YOUR OBJECTIVE - Which lines of the records contain "взаимодействия"? Collect every one of them.

Saved entries
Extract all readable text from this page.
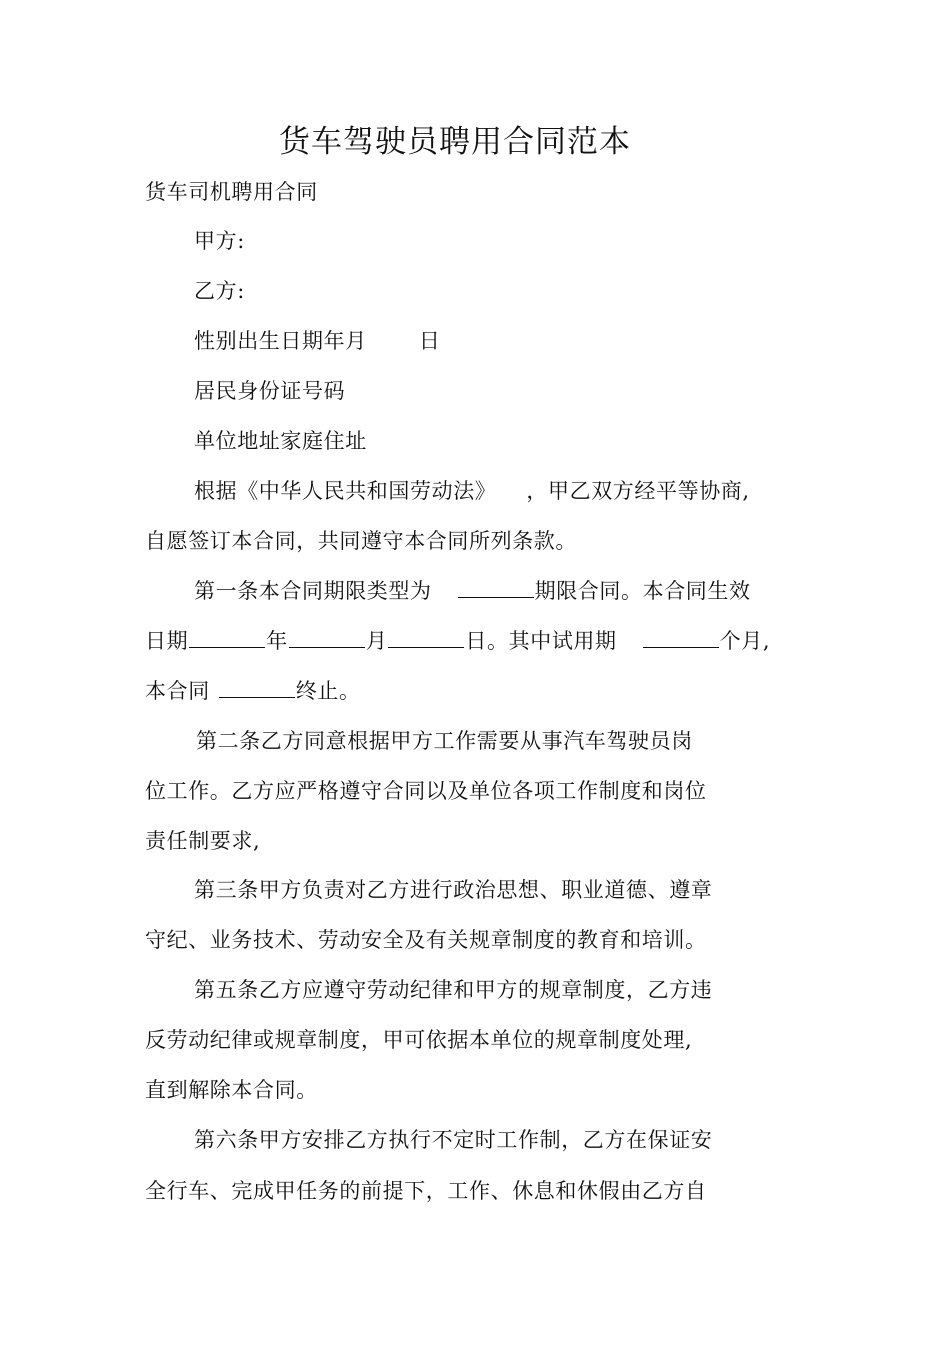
货车驾驶员聘用合同范本
货车司机聘用合同
甲方:
乙方:
性别出生日期年月 日
居民身份证号码
单位地址家庭住址
根据《中华人民共和国劳动法》 ，甲乙双方经平等协商,
自愿签订本合同，共同遵守本合同所列条款。
第一条本合同期限类型为	期限合同。本合同生效
日期	年	月	日。其中试用期	个月,
本合同	终止。
第二条乙方同意根据甲方工作需要从事汽车驾驶员岗
位工作。乙方应严格遵守合同以及单位各项工作制度和岗位
责任制要求,
第三条甲方负责对乙方进行政治思想、职业道德、遵章
守纪、业务技术、劳动安全及有关规章制度的教育和培训。
第五条乙方应遵守劳动纪律和甲方的规章制度，乙方违
反劳动纪律或规章制度，甲可依据本单位的规章制度处理,
直到解除本合同。
第六条甲方安排乙方执行不定时工作制，乙方在保证安
全行车、完成甲任务的前提下，工作、休息和休假由乙方自
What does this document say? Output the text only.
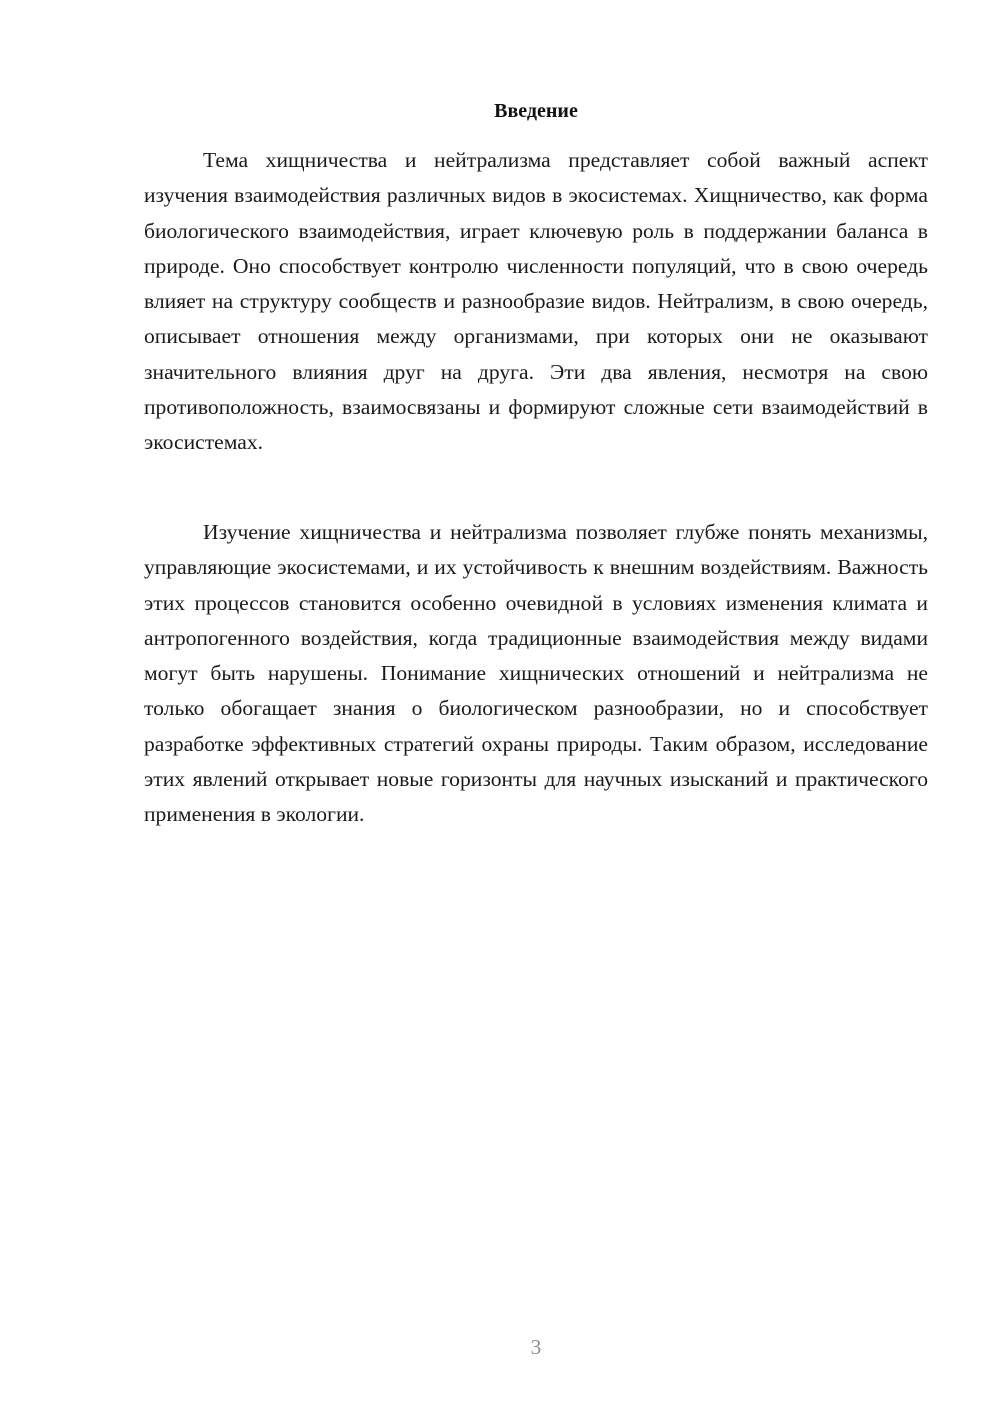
Введение

Тема хищничества и нейтрализма представляет собой важный аспект изучения взаимодействия различных видов в экосистемах. Хищничество, как форма биологического взаимодействия, играет ключевую роль в поддержании баланса в природе. Оно способствует контролю численности популяций, что в свою очередь влияет на структуру сообществ и разнообразие видов. Нейтрализм, в свою очередь, описывает отношения между организмами, при которых они не оказывают значительного влияния друг на друга. Эти два явления, несмотря на свою противоположность, взаимосвязаны и формируют сложные сети взаимодействий в экосистемах.

Изучение хищничества и нейтрализма позволяет глубже понять механизмы, управляющие экосистемами, и их устойчивость к внешним воздействиям. Важность этих процессов становится особенно очевидной в условиях изменения климата и антропогенного воздействия, когда традиционные взаимодействия между видами могут быть нарушены. Понимание хищнических отношений и нейтрализма не только обогащает знания о биологическом разнообразии, но и способствует разработке эффективных стратегий охраны природы. Таким образом, исследование этих явлений открывает новые горизонты для научных изысканий и практического применения в экологии.

3
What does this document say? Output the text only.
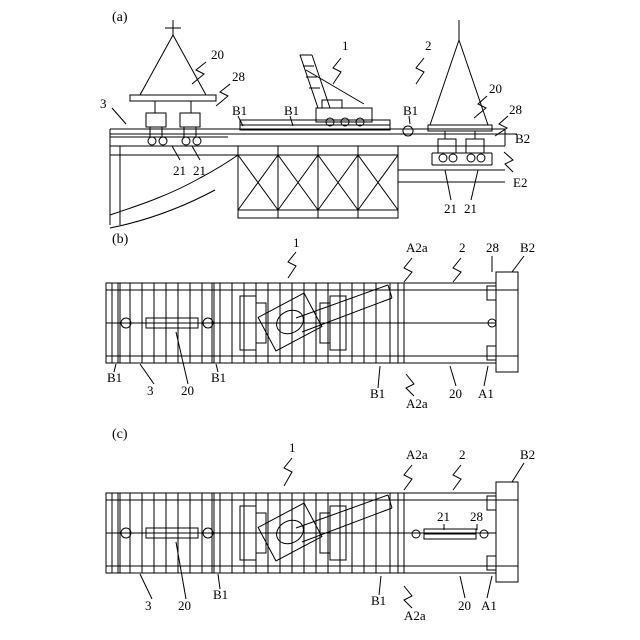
(a)
20
28
1	2
20
28
3	B1	B1	B1
B2
21 21
E2
21 21
(b)	1	A2a 2 28 B2
B1
3 20
B1
B1
A2a
20 A1
(c)
1	A2a 2	B2
21 28
3 20
B1	B1
A2a
20 A1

ANSWER TO THIS EXERCISE -
Тема хищничества и нейтрализма представляет собой важный аспект изучения взаимодействия различных видов в экосистемах. Хищничество, как форма биологического взаимодействия, играет ключевую роль в поддержании баланса в природе. Оно способствует контролю численности популяций, что в свою очередь влияет на структуру сообществ и разнообразие видов. Нейтрализм, в свою очередь, описывает отношения между организмами, при которых они не оказывают значительного влияния друг на друга. Эти два явления, несмотря на свою противоположность, взаимосвязаны и формируют сложные сети взаимодействий в экосистемах.
Изучение хищничества и нейтрализма позволяет глубже понять механизмы, управляющие экосистемами, и их устойчивость к внешним воздействиям. Важность этих процессов становится особенно очевидной в условиях изменения климата и антропогенного воздействия, когда традиционные взаимодействия между видами могут быть нарушены. Понимание хищнических отношений и нейтрализма не только обогащает знания о биологическом разнообразии, но и способствует разработке эффективных стратегий охраны природы. Таким образом, исследование этих явлений открывает новые горизонты для научных изысканий и практического применения в экологии.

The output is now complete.